* Description of the task: Quote every entry word for word.

Stored items
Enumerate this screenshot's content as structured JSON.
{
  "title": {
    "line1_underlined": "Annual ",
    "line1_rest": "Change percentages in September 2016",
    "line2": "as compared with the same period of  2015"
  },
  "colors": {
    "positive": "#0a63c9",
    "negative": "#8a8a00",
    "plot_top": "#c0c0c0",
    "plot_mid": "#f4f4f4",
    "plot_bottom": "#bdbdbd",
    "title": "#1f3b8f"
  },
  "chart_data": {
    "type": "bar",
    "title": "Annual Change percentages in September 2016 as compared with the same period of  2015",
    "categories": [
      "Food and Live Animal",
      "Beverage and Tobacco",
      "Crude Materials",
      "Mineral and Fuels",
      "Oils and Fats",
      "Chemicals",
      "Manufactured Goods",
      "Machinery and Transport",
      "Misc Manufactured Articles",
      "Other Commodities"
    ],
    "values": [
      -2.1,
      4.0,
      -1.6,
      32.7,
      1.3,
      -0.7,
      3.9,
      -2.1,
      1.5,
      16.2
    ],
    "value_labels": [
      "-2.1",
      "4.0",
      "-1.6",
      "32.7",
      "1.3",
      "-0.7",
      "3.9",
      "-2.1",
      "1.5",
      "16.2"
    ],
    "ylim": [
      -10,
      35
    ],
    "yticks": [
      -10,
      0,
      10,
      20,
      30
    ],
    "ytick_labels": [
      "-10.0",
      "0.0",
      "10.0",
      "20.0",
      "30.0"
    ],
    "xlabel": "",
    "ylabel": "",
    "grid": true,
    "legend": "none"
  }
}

* Exercise output:
Enumerate this screenshot's content as structured JSON.
{
  "title": {
    "line1_underlined": "Annual ",
    "line1_rest": "Change percentages in September 2016",
    "line2": "as compared with the same period of  2015"
  },
  "colors": {
    "positive": "#0a63c9",
    "negative": "#8a8a00",
    "plot_top": "#c0c0c0",
    "plot_mid": "#f4f4f4",
    "plot_bottom": "#bdbdbd",
    "title": "#1f3b8f"
  },
  "chart_data": {
    "type": "bar",
    "title": "Annual Change percentages in September 2016 as compared with the same period of  2015",
    "categories": [
      "Food and Live Animal",
      "Beverage and Tobacco",
      "Crude Materials",
      "Mineral and Fuels",
      "Oils and Fats",
      "Chemicals",
      "Manufactured Goods",
      "Machinery and Transport",
      "Misc Manufactured Articles",
      "Other Commodities"
    ],
    "values": [
      -2.1,
      4.0,
      -1.6,
      32.7,
      1.3,
      -0.7,
      3.9,
      -2.1,
      1.5,
      16.2
    ],
    "value_labels": [
      "-2.1",
      "4.0",
      "-1.6",
      "32.7",
      "1.3",
      "-0.7",
      "3.9",
      "-2.1",
      "1.5",
      "16.2"
    ],
    "ylim": [
      -10,
      35
    ],
    "yticks": [
      -10,
      0,
      10,
      20,
      30
    ],
    "ytick_labels": [
      "-10.0",
      "0.0",
      "10.0",
      "20.0",
      "30.0"
    ],
    "xlabel": "",
    "ylabel": "",
    "grid": true,
    "legend": "none"
  }
}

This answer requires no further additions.